**THE EXERCISE:**
Copy the material below, replacing every occurrence of "table-cell" with "grid-cell" and leaving everything else unchanged.

**RECORDED DATA:**
******
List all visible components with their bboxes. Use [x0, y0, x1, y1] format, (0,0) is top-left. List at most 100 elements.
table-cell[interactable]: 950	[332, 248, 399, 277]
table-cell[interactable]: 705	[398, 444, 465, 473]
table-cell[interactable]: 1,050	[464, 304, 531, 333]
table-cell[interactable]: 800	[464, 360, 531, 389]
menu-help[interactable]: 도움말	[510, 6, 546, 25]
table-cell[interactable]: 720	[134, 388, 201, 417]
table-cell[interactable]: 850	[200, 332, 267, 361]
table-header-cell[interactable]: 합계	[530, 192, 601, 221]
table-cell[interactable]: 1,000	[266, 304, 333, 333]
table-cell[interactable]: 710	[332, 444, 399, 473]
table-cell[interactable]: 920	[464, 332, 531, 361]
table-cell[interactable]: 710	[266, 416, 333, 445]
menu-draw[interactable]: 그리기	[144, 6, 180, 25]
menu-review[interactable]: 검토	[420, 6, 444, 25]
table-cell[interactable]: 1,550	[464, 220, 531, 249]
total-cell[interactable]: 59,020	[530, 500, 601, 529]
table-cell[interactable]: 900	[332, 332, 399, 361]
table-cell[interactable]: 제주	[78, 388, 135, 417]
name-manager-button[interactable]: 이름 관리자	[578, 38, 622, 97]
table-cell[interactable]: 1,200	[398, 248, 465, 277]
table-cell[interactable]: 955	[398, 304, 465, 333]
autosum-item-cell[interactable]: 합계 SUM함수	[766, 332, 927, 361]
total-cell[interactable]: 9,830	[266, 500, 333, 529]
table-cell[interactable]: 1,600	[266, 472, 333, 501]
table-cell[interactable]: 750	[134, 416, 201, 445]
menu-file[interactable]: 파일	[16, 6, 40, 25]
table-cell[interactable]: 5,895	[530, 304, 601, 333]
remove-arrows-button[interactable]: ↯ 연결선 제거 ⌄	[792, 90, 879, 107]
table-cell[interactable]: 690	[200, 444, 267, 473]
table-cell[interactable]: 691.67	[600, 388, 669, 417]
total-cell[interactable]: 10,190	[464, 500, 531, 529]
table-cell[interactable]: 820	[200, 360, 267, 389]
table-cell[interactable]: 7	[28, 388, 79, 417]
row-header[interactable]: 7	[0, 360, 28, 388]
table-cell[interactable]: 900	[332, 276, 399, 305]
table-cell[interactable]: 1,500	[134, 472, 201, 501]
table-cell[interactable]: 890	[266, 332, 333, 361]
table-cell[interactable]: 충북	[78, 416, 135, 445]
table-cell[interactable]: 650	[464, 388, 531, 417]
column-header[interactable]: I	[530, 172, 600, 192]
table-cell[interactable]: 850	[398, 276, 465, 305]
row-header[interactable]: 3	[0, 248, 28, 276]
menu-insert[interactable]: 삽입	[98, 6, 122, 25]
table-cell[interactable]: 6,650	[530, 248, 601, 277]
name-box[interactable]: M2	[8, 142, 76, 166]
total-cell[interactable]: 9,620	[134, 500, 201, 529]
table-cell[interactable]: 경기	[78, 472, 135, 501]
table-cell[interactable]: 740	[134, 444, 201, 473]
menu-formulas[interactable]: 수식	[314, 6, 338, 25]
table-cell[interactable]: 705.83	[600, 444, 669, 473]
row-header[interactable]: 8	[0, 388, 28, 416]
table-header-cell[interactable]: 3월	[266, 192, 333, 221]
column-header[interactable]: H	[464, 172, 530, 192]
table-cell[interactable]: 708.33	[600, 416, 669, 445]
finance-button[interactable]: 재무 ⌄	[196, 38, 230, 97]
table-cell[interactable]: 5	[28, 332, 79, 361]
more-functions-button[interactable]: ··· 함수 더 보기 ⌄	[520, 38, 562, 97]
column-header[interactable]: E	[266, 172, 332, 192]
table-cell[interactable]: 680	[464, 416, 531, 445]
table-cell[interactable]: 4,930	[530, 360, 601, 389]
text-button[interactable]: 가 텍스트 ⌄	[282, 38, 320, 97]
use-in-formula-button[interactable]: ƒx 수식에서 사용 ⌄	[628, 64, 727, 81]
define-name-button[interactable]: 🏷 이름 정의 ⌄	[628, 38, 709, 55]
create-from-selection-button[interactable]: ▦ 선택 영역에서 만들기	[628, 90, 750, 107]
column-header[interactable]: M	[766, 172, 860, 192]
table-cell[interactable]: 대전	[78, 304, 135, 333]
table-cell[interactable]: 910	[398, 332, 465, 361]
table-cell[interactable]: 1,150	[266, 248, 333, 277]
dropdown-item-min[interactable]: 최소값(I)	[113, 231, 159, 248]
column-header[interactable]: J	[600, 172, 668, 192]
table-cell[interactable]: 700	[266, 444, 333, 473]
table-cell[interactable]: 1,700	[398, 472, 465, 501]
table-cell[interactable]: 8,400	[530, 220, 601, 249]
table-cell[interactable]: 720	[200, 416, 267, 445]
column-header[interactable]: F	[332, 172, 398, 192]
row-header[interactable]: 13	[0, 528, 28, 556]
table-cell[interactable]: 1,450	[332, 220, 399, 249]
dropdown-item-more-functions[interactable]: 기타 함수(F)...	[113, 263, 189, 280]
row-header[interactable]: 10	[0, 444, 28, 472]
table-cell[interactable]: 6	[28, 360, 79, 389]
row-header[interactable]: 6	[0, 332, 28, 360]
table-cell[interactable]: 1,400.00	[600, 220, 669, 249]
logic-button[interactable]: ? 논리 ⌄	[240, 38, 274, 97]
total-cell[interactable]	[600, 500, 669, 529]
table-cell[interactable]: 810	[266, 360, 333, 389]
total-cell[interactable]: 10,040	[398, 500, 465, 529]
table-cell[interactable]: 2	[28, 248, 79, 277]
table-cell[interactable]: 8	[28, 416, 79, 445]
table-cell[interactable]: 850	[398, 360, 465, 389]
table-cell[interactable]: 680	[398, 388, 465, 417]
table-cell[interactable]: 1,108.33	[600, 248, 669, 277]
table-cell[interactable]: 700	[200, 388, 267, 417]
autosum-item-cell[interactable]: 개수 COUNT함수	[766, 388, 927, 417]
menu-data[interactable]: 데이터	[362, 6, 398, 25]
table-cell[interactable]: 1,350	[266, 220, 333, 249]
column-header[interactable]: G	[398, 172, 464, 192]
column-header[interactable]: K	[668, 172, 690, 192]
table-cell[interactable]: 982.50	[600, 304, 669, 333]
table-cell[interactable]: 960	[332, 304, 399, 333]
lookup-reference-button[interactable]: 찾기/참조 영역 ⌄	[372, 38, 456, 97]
******
**OUTPUT FOR THIS TASK:**
List all visible components with their bboxes. Use [x0, y0, x1, y1] format, (0,0) is top-left. List at most 100 elements.
grid-cell[interactable]: 950	[332, 248, 399, 277]
grid-cell[interactable]: 705	[398, 444, 465, 473]
grid-cell[interactable]: 1,050	[464, 304, 531, 333]
grid-cell[interactable]: 800	[464, 360, 531, 389]
menu-help[interactable]: 도움말	[510, 6, 546, 25]
grid-cell[interactable]: 720	[134, 388, 201, 417]
grid-cell[interactable]: 850	[200, 332, 267, 361]
table-header-cell[interactable]: 합계	[530, 192, 601, 221]
grid-cell[interactable]: 1,000	[266, 304, 333, 333]
grid-cell[interactable]: 710	[332, 444, 399, 473]
grid-cell[interactable]: 920	[464, 332, 531, 361]
grid-cell[interactable]: 710	[266, 416, 333, 445]
menu-draw[interactable]: 그리기	[144, 6, 180, 25]
menu-review[interactable]: 검토	[420, 6, 444, 25]
grid-cell[interactable]: 1,550	[464, 220, 531, 249]
total-cell[interactable]: 59,020	[530, 500, 601, 529]
grid-cell[interactable]: 900	[332, 332, 399, 361]
grid-cell[interactable]: 제주	[78, 388, 135, 417]
name-manager-button[interactable]: 이름 관리자	[578, 38, 622, 97]
grid-cell[interactable]: 1,200	[398, 248, 465, 277]
grid-cell[interactable]: 955	[398, 304, 465, 333]
autosum-item-cell[interactable]: 합계 SUM함수	[766, 332, 927, 361]
total-cell[interactable]: 9,830	[266, 500, 333, 529]
grid-cell[interactable]: 1,600	[266, 472, 333, 501]
grid-cell[interactable]: 750	[134, 416, 201, 445]
menu-file[interactable]: 파일	[16, 6, 40, 25]
grid-cell[interactable]: 5,895	[530, 304, 601, 333]
remove-arrows-button[interactable]: ↯ 연결선 제거 ⌄	[792, 90, 879, 107]
grid-cell[interactable]: 690	[200, 444, 267, 473]
grid-cell[interactable]: 691.67	[600, 388, 669, 417]
total-cell[interactable]: 10,190	[464, 500, 531, 529]
grid-cell[interactable]: 820	[200, 360, 267, 389]
grid-cell[interactable]: 7	[28, 388, 79, 417]
row-header[interactable]: 7	[0, 360, 28, 388]
grid-cell[interactable]: 900	[332, 276, 399, 305]
grid-cell[interactable]: 1,500	[134, 472, 201, 501]
grid-cell[interactable]: 890	[266, 332, 333, 361]
grid-cell[interactable]: 충북	[78, 416, 135, 445]
grid-cell[interactable]: 650	[464, 388, 531, 417]
column-header[interactable]: I	[530, 172, 600, 192]
grid-cell[interactable]: 850	[398, 276, 465, 305]
row-header[interactable]: 3	[0, 248, 28, 276]
menu-insert[interactable]: 삽입	[98, 6, 122, 25]
grid-cell[interactable]: 6,650	[530, 248, 601, 277]
name-box[interactable]: M2	[8, 142, 76, 166]
total-cell[interactable]: 9,620	[134, 500, 201, 529]
grid-cell[interactable]: 경기	[78, 472, 135, 501]
grid-cell[interactable]: 740	[134, 444, 201, 473]
menu-formulas[interactable]: 수식	[314, 6, 338, 25]
grid-cell[interactable]: 705.83	[600, 444, 669, 473]
row-header[interactable]: 8	[0, 388, 28, 416]
table-header-cell[interactable]: 3월	[266, 192, 333, 221]
column-header[interactable]: H	[464, 172, 530, 192]
grid-cell[interactable]: 708.33	[600, 416, 669, 445]
finance-button[interactable]: 재무 ⌄	[196, 38, 230, 97]
grid-cell[interactable]: 5	[28, 332, 79, 361]
more-functions-button[interactable]: ··· 함수 더 보기 ⌄	[520, 38, 562, 97]
column-header[interactable]: E	[266, 172, 332, 192]
grid-cell[interactable]: 680	[464, 416, 531, 445]
grid-cell[interactable]: 4,930	[530, 360, 601, 389]
text-button[interactable]: 가 텍스트 ⌄	[282, 38, 320, 97]
use-in-formula-button[interactable]: ƒx 수식에서 사용 ⌄	[628, 64, 727, 81]
define-name-button[interactable]: 🏷 이름 정의 ⌄	[628, 38, 709, 55]
create-from-selection-button[interactable]: ▦ 선택 영역에서 만들기	[628, 90, 750, 107]
column-header[interactable]: M	[766, 172, 860, 192]
grid-cell[interactable]: 대전	[78, 304, 135, 333]
grid-cell[interactable]: 910	[398, 332, 465, 361]
grid-cell[interactable]: 1,150	[266, 248, 333, 277]
dropdown-item-min[interactable]: 최소값(I)	[113, 231, 159, 248]
column-header[interactable]: J	[600, 172, 668, 192]
grid-cell[interactable]: 700	[266, 444, 333, 473]
grid-cell[interactable]: 1,700	[398, 472, 465, 501]
grid-cell[interactable]: 8,400	[530, 220, 601, 249]
grid-cell[interactable]: 720	[200, 416, 267, 445]
column-header[interactable]: F	[332, 172, 398, 192]
row-header[interactable]: 13	[0, 528, 28, 556]
grid-cell[interactable]: 1,450	[332, 220, 399, 249]
dropdown-item-more-functions[interactable]: 기타 함수(F)...	[113, 263, 189, 280]
row-header[interactable]: 10	[0, 444, 28, 472]
grid-cell[interactable]: 6	[28, 360, 79, 389]
row-header[interactable]: 6	[0, 332, 28, 360]
grid-cell[interactable]: 1,400.00	[600, 220, 669, 249]
logic-button[interactable]: ? 논리 ⌄	[240, 38, 274, 97]
total-cell[interactable]	[600, 500, 669, 529]
grid-cell[interactable]: 810	[266, 360, 333, 389]
total-cell[interactable]: 10,040	[398, 500, 465, 529]
grid-cell[interactable]: 2	[28, 248, 79, 277]
grid-cell[interactable]: 8	[28, 416, 79, 445]
grid-cell[interactable]: 850	[398, 360, 465, 389]
grid-cell[interactable]: 680	[398, 388, 465, 417]
grid-cell[interactable]: 1,108.33	[600, 248, 669, 277]
grid-cell[interactable]: 700	[200, 388, 267, 417]
autosum-item-cell[interactable]: 개수 COUNT함수	[766, 388, 927, 417]
menu-data[interactable]: 데이터	[362, 6, 398, 25]
grid-cell[interactable]: 1,350	[266, 220, 333, 249]
column-header[interactable]: G	[398, 172, 464, 192]
column-header[interactable]: K	[668, 172, 690, 192]
grid-cell[interactable]: 982.50	[600, 304, 669, 333]
grid-cell[interactable]: 960	[332, 304, 399, 333]
lookup-reference-button[interactable]: 찾기/참조 영역 ⌄	[372, 38, 456, 97]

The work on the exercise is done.